# Exercise directions
With the pictures left out, reproduce exactly the lines running from the line with "Extract the structured" to the last line of the material below.

*** Data extract

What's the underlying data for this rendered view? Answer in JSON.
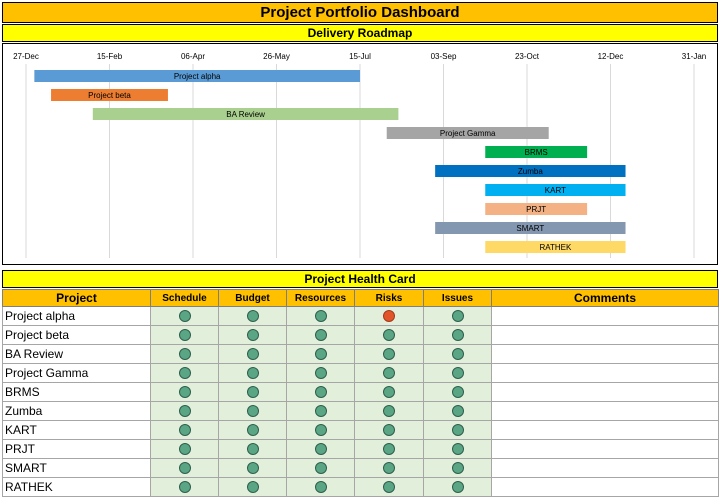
{
  "title": "Project Portfolio Dashboard",
  "roadmap": {
    "heading": "Delivery Roadmap"
  },
  "chart_data": {
    "type": "gantt",
    "x_ticks": [
      "27-Dec",
      "15-Feb",
      "06-Apr",
      "26-May",
      "15-Jul",
      "03-Sep",
      "23-Oct",
      "12-Dec",
      "31-Jan"
    ],
    "x_range_days": [
      0,
      400
    ],
    "grid": true,
    "tasks": [
      {
        "name": "Project alpha",
        "start": 5,
        "end": 200,
        "color": "#5b9bd5"
      },
      {
        "name": "Project beta",
        "start": 15,
        "end": 85,
        "color": "#ed7d31"
      },
      {
        "name": "BA Review",
        "start": 40,
        "end": 223,
        "color": "#a9d08e"
      },
      {
        "name": "Project Gamma",
        "start": 216,
        "end": 313,
        "color": "#a5a5a5"
      },
      {
        "name": "BRMS",
        "start": 275,
        "end": 336,
        "color": "#00b050"
      },
      {
        "name": "Zumba",
        "start": 245,
        "end": 359,
        "color": "#0070c0"
      },
      {
        "name": "KART",
        "start": 275,
        "end": 359,
        "color": "#00b0f0"
      },
      {
        "name": "PRJT",
        "start": 275,
        "end": 336,
        "color": "#f4b183"
      },
      {
        "name": "SMART",
        "start": 245,
        "end": 359,
        "color": "#8497b0"
      },
      {
        "name": "RATHEK",
        "start": 275,
        "end": 359,
        "color": "#ffd966"
      }
    ]
  },
  "health": {
    "heading": "Project Health Card",
    "columns": [
      "Project",
      "Schedule",
      "Budget",
      "Resources",
      "Risks",
      "Issues",
      "Comments"
    ],
    "status_colors": {
      "green": "#5aa684",
      "red": "#e2552b"
    },
    "rows": [
      {
        "project": "Project alpha",
        "status": [
          "green",
          "green",
          "green",
          "red",
          "green"
        ],
        "comment": ""
      },
      {
        "project": "Project beta",
        "status": [
          "green",
          "green",
          "green",
          "green",
          "green"
        ],
        "comment": ""
      },
      {
        "project": "BA Review",
        "status": [
          "green",
          "green",
          "green",
          "green",
          "green"
        ],
        "comment": ""
      },
      {
        "project": "Project Gamma",
        "status": [
          "green",
          "green",
          "green",
          "green",
          "green"
        ],
        "comment": ""
      },
      {
        "project": "BRMS",
        "status": [
          "green",
          "green",
          "green",
          "green",
          "green"
        ],
        "comment": ""
      },
      {
        "project": "Zumba",
        "status": [
          "green",
          "green",
          "green",
          "green",
          "green"
        ],
        "comment": ""
      },
      {
        "project": "KART",
        "status": [
          "green",
          "green",
          "green",
          "green",
          "green"
        ],
        "comment": ""
      },
      {
        "project": "PRJT",
        "status": [
          "green",
          "green",
          "green",
          "green",
          "green"
        ],
        "comment": ""
      },
      {
        "project": "SMART",
        "status": [
          "green",
          "green",
          "green",
          "green",
          "green"
        ],
        "comment": ""
      },
      {
        "project": "RATHEK",
        "status": [
          "green",
          "green",
          "green",
          "green",
          "green"
        ],
        "comment": ""
      }
    ]
  }
}
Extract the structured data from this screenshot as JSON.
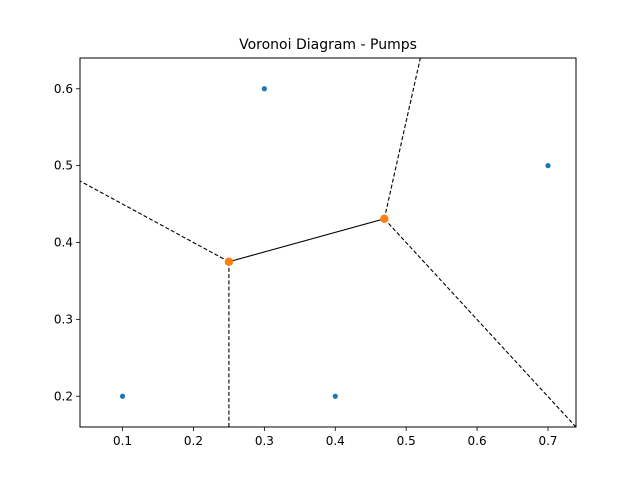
{
  "chart_data": {
    "type": "scatter",
    "title": "Voronoi Diagram - Pumps",
    "xlabel": "",
    "ylabel": "",
    "xlim": [
      0.04,
      0.7395
    ],
    "ylim": [
      0.16,
      0.64
    ],
    "x_ticks": [
      0.1,
      0.2,
      0.3,
      0.4,
      0.5,
      0.6,
      0.7
    ],
    "y_ticks": [
      0.2,
      0.3,
      0.4,
      0.5,
      0.6
    ],
    "grid": false,
    "legend": "none",
    "points": [
      {
        "x": 0.1,
        "y": 0.2
      },
      {
        "x": 0.3,
        "y": 0.6
      },
      {
        "x": 0.4,
        "y": 0.2
      },
      {
        "x": 0.7,
        "y": 0.5
      }
    ],
    "vertices": [
      {
        "x": 0.25,
        "y": 0.375
      },
      {
        "x": 0.4692,
        "y": 0.4308
      }
    ],
    "finite_edges": [
      [
        [
          0.25,
          0.375
        ],
        [
          0.4692,
          0.4308
        ]
      ]
    ],
    "infinite_edges": [
      [
        [
          0.25,
          0.375
        ],
        [
          0.04,
          0.48
        ]
      ],
      [
        [
          0.25,
          0.375
        ],
        [
          0.25,
          0.16
        ]
      ],
      [
        [
          0.4692,
          0.4308
        ],
        [
          0.52,
          0.64
        ]
      ],
      [
        [
          0.4692,
          0.4308
        ],
        [
          0.7395,
          0.16
        ]
      ]
    ],
    "colors": {
      "points": "#1f77b4",
      "vertices": "#ff7f0e",
      "edges": "#000000"
    }
  }
}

******

# Task result
Extract the structured data from this screenshot as JSON.
{
  "chart_data": {
    "type": "scatter",
    "title": "Voronoi Diagram - Pumps",
    "xlabel": "",
    "ylabel": "",
    "xlim": [
      0.04,
      0.7395
    ],
    "ylim": [
      0.16,
      0.64
    ],
    "x_ticks": [
      0.1,
      0.2,
      0.3,
      0.4,
      0.5,
      0.6,
      0.7
    ],
    "y_ticks": [
      0.2,
      0.3,
      0.4,
      0.5,
      0.6
    ],
    "grid": false,
    "legend": "none",
    "points": [
      {
        "x": 0.1,
        "y": 0.2
      },
      {
        "x": 0.3,
        "y": 0.6
      },
      {
        "x": 0.4,
        "y": 0.2
      },
      {
        "x": 0.7,
        "y": 0.5
      }
    ],
    "vertices": [
      {
        "x": 0.25,
        "y": 0.375
      },
      {
        "x": 0.4692,
        "y": 0.4308
      }
    ],
    "finite_edges": [
      [
        [
          0.25,
          0.375
        ],
        [
          0.4692,
          0.4308
        ]
      ]
    ],
    "infinite_edges": [
      [
        [
          0.25,
          0.375
        ],
        [
          0.04,
          0.48
        ]
      ],
      [
        [
          0.25,
          0.375
        ],
        [
          0.25,
          0.16
        ]
      ],
      [
        [
          0.4692,
          0.4308
        ],
        [
          0.52,
          0.64
        ]
      ],
      [
        [
          0.4692,
          0.4308
        ],
        [
          0.7395,
          0.16
        ]
      ]
    ],
    "colors": {
      "points": "#1f77b4",
      "vertices": "#ff7f0e",
      "edges": "#000000"
    }
  }
}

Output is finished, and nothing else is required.